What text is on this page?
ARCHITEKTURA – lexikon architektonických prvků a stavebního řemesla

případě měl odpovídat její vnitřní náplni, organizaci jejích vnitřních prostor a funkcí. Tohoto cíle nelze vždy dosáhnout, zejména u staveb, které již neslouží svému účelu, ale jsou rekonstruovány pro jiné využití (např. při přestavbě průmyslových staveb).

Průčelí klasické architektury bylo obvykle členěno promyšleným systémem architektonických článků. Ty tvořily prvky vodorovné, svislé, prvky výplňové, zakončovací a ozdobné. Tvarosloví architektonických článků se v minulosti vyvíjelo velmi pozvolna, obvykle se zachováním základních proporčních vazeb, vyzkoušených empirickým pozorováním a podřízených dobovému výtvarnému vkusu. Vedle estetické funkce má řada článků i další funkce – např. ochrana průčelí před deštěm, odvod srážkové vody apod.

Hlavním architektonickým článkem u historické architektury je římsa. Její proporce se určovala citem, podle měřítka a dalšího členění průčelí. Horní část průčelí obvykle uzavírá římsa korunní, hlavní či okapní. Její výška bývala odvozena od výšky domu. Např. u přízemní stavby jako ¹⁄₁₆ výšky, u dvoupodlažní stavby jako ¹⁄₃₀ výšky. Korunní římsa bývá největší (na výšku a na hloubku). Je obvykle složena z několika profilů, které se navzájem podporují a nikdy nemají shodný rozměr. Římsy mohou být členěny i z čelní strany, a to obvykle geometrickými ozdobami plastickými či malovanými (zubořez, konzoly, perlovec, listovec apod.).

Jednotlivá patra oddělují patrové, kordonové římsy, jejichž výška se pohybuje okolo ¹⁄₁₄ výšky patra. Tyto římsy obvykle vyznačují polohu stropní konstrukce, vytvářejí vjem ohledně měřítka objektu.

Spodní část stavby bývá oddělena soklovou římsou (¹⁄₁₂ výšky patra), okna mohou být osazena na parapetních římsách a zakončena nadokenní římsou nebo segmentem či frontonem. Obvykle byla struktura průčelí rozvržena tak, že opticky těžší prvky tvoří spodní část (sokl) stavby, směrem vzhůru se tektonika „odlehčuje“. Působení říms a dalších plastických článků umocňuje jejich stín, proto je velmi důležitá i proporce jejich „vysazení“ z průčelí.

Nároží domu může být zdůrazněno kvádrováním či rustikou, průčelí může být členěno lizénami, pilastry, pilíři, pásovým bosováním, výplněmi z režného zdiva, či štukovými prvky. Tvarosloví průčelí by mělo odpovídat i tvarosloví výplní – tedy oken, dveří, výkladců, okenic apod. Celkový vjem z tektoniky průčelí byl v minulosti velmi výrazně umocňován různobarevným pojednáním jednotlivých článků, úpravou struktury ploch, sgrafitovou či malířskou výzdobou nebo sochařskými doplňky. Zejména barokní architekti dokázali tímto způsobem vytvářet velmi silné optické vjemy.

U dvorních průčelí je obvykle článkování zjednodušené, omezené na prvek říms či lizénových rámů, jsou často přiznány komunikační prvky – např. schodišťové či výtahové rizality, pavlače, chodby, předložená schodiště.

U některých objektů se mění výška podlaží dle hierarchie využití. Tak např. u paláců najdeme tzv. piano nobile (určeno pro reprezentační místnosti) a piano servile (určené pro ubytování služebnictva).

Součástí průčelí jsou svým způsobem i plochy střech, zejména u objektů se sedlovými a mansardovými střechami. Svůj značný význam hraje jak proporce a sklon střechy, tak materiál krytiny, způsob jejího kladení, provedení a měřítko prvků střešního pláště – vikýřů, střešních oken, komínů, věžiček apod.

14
^^^^^^^^
● **Required work**:
Write out every entry again exactly, please, with nothing missing.

● **Result of the task**:
What text is on this page?
ARCHITEKTURA – lexikon architektonických prvků a stavebního řemesla

případě měl odpovídat její vnitřní náplni, organizaci jejích vnitřních prostor a funkcí. Tohoto cíle nelze vždy dosáhnout, zejména u staveb, které již neslouží svému účelu, ale jsou rekonstruovány pro jiné využití (např. při přestavbě průmyslových staveb).

Průčelí klasické architektury bylo obvykle členěno promyšleným systémem architektonických článků. Ty tvořily prvky vodorovné, svislé, prvky výplňové, zakončovací a ozdobné. Tvarosloví architektonických článků se v minulosti vyvíjelo velmi pozvolna, obvykle se zachováním základních proporčních vazeb, vyzkoušených empirickým pozorováním a podřízených dobovému výtvarnému vkusu. Vedle estetické funkce má řada článků i další funkce – např. ochrana průčelí před deštěm, odvod srážkové vody apod.

Hlavním architektonickým článkem u historické architektury je římsa. Její proporce se určovala citem, podle měřítka a dalšího členění průčelí. Horní část průčelí obvykle uzavírá římsa korunní, hlavní či okapní. Její výška bývala odvozena od výšky domu. Např. u přízemní stavby jako ¹⁄₁₆ výšky, u dvoupodlažní stavby jako ¹⁄₃₀ výšky. Korunní římsa bývá největší (na výšku a na hloubku). Je obvykle složena z několika profilů, které se navzájem podporují a nikdy nemají shodný rozměr. Římsy mohou být členěny i z čelní strany, a to obvykle geometrickými ozdobami plastickými či malovanými (zubořez, konzoly, perlovec, listovec apod.).

Jednotlivá patra oddělují patrové, kordonové římsy, jejichž výška se pohybuje okolo ¹⁄₁₄ výšky patra. Tyto římsy obvykle vyznačují polohu stropní konstrukce, vytvářejí vjem ohledně měřítka objektu.

Spodní část stavby bývá oddělena soklovou římsou (¹⁄₁₂ výšky patra), okna mohou být osazena na parapetních římsách a zakončena nadokenní římsou nebo segmentem či frontonem. Obvykle byla struktura průčelí rozvržena tak, že opticky těžší prvky tvoří spodní část (sokl) stavby, směrem vzhůru se tektonika „odlehčuje“. Působení říms a dalších plastických článků umocňuje jejich stín, proto je velmi důležitá i proporce jejich „vysazení“ z průčelí.

Nároží domu může být zdůrazněno kvádrováním či rustikou, průčelí může být členěno lizénami, pilastry, pilíři, pásovým bosováním, výplněmi z režného zdiva, či štukovými prvky. Tvarosloví průčelí by mělo odpovídat i tvarosloví výplní – tedy oken, dveří, výkladců, okenic apod. Celkový vjem z tektoniky průčelí byl v minulosti velmi výrazně umocňován různobarevným pojednáním jednotlivých článků, úpravou struktury ploch, sgrafitovou či malířskou výzdobou nebo sochařskými doplňky. Zejména barokní architekti dokázali tímto způsobem vytvářet velmi silné optické vjemy.

U dvorních průčelí je obvykle článkování zjednodušené, omezené na prvek říms či lizénových rámů, jsou často přiznány komunikační prvky – např. schodišťové či výtahové rizality, pavlače, chodby, předložená schodiště.

U některých objektů se mění výška podlaží dle hierarchie využití. Tak např. u paláců najdeme tzv. piano nobile (určeno pro reprezentační místnosti) a piano servile (určené pro ubytování služebnictva).

Součástí průčelí jsou svým způsobem i plochy střech, zejména u objektů se sedlovými a mansardovými střechami. Svůj značný význam hraje jak proporce a sklon střechy, tak materiál krytiny, způsob jejího kladení, provedení a měřítko prvků střešního pláště – vikýřů, střešních oken, komínů, věžiček apod.

14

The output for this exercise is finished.